═════ Task input

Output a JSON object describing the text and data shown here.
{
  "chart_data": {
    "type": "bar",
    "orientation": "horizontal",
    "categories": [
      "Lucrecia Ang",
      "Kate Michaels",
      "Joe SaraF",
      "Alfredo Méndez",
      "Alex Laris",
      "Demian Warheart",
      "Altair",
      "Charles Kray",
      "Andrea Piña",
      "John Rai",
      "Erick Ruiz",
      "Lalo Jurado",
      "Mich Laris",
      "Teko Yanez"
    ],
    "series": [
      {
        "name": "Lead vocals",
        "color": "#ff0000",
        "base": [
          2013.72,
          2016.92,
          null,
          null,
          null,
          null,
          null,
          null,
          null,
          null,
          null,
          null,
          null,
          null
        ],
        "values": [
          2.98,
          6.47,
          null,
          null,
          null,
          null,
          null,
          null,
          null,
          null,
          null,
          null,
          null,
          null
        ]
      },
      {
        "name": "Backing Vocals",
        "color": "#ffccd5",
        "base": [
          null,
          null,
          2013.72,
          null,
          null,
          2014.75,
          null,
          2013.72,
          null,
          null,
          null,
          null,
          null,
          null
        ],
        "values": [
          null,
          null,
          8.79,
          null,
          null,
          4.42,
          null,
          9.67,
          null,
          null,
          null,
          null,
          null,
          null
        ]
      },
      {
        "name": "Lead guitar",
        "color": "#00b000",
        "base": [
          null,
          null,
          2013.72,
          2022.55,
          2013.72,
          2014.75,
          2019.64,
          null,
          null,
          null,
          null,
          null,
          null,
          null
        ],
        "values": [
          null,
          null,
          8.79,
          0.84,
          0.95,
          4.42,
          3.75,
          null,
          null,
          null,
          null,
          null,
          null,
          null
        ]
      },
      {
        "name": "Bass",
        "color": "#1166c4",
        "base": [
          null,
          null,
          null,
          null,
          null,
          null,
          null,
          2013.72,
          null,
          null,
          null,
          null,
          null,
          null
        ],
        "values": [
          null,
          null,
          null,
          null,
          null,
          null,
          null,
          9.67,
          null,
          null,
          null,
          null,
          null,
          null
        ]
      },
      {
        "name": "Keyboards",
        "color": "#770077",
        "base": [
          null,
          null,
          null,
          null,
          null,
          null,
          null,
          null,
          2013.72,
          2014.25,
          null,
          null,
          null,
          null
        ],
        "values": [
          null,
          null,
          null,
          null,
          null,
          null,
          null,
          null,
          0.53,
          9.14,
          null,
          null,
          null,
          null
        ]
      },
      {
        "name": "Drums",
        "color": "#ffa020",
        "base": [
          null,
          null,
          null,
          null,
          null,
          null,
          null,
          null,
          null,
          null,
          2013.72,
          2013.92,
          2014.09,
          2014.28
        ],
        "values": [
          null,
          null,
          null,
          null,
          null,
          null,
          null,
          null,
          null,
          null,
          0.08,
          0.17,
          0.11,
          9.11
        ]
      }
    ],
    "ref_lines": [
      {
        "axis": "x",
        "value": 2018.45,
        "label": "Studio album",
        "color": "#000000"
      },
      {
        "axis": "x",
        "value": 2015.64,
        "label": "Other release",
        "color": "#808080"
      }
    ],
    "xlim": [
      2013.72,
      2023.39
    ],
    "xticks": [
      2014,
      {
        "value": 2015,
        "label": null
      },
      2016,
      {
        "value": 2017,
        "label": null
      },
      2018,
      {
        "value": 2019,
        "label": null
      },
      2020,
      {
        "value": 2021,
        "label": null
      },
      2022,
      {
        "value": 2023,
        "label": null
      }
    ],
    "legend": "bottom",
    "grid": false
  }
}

══════════
═════ Task input

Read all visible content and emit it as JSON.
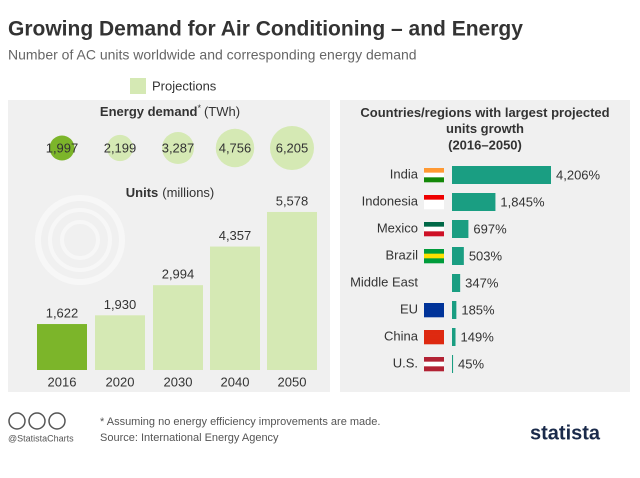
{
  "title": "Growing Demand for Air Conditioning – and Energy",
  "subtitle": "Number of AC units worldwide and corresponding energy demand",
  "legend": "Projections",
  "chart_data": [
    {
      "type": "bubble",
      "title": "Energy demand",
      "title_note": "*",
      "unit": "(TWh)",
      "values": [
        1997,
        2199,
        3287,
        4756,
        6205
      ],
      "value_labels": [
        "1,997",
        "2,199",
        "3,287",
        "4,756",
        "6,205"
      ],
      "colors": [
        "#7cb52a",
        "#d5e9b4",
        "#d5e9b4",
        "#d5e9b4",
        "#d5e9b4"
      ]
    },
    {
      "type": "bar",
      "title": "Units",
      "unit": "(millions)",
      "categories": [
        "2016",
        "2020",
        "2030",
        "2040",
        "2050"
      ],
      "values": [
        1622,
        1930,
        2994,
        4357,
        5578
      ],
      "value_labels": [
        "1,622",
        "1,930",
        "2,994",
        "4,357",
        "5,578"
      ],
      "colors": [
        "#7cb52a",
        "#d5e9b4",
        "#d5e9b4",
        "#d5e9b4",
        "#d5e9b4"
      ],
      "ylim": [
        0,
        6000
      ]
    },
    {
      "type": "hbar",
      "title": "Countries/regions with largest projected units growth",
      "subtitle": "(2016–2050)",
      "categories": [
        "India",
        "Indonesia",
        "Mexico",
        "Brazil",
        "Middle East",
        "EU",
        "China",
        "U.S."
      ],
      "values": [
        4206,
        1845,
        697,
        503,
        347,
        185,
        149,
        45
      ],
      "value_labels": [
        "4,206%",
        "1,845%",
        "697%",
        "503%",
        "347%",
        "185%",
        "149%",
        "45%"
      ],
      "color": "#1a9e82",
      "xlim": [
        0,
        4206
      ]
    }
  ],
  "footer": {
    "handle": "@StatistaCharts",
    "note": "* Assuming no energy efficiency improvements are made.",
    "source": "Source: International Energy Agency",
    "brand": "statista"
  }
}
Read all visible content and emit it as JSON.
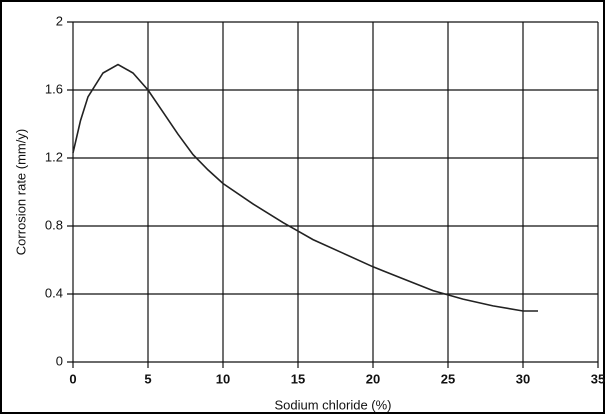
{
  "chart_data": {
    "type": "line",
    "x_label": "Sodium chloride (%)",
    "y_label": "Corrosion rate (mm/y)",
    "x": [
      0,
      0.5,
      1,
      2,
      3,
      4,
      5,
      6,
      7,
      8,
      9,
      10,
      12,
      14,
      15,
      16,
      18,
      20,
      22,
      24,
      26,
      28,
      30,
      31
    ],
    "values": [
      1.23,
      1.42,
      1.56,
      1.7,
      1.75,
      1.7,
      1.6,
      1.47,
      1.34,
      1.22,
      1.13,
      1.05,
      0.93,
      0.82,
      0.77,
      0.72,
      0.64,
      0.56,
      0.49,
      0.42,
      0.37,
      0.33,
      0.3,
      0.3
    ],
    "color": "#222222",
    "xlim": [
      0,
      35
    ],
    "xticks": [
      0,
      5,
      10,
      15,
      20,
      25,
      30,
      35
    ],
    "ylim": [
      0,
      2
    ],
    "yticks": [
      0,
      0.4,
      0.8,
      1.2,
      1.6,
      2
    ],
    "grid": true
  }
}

══════════
═════ Task input

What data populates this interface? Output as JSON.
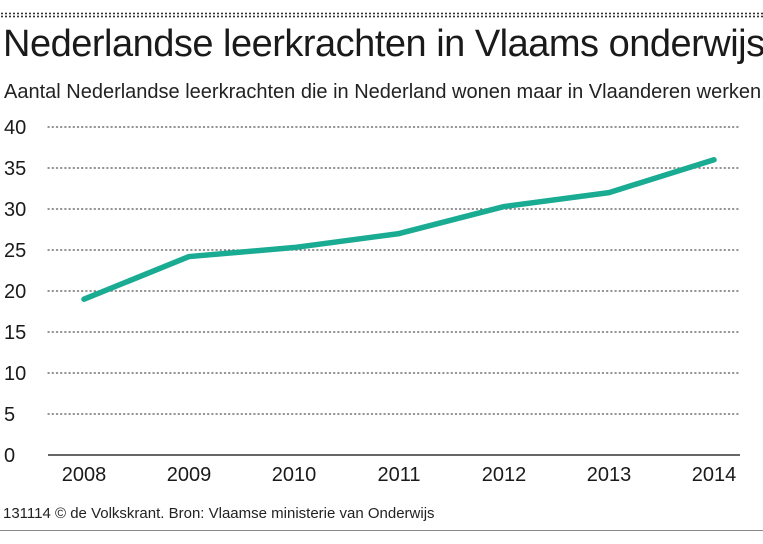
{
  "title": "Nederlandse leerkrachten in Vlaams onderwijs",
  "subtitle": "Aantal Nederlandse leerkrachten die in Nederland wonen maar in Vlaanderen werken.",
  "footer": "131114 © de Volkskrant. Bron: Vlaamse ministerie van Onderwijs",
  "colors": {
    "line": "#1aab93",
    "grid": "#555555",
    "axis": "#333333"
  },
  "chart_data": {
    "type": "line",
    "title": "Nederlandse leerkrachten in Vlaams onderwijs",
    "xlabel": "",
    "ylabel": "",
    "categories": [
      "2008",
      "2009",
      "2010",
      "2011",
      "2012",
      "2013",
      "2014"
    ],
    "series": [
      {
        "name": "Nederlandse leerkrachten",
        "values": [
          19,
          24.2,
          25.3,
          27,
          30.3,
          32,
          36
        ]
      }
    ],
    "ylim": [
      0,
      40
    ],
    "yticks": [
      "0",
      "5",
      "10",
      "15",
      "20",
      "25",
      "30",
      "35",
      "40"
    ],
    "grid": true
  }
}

══════════

_Written task_
Select, from the listing, all lines that include the word "footer".

_Result of this task_
  "footer": {
  "footer": "131114 © de Volkskrant. Bron: Vlaamse ministerie van Onderwijs",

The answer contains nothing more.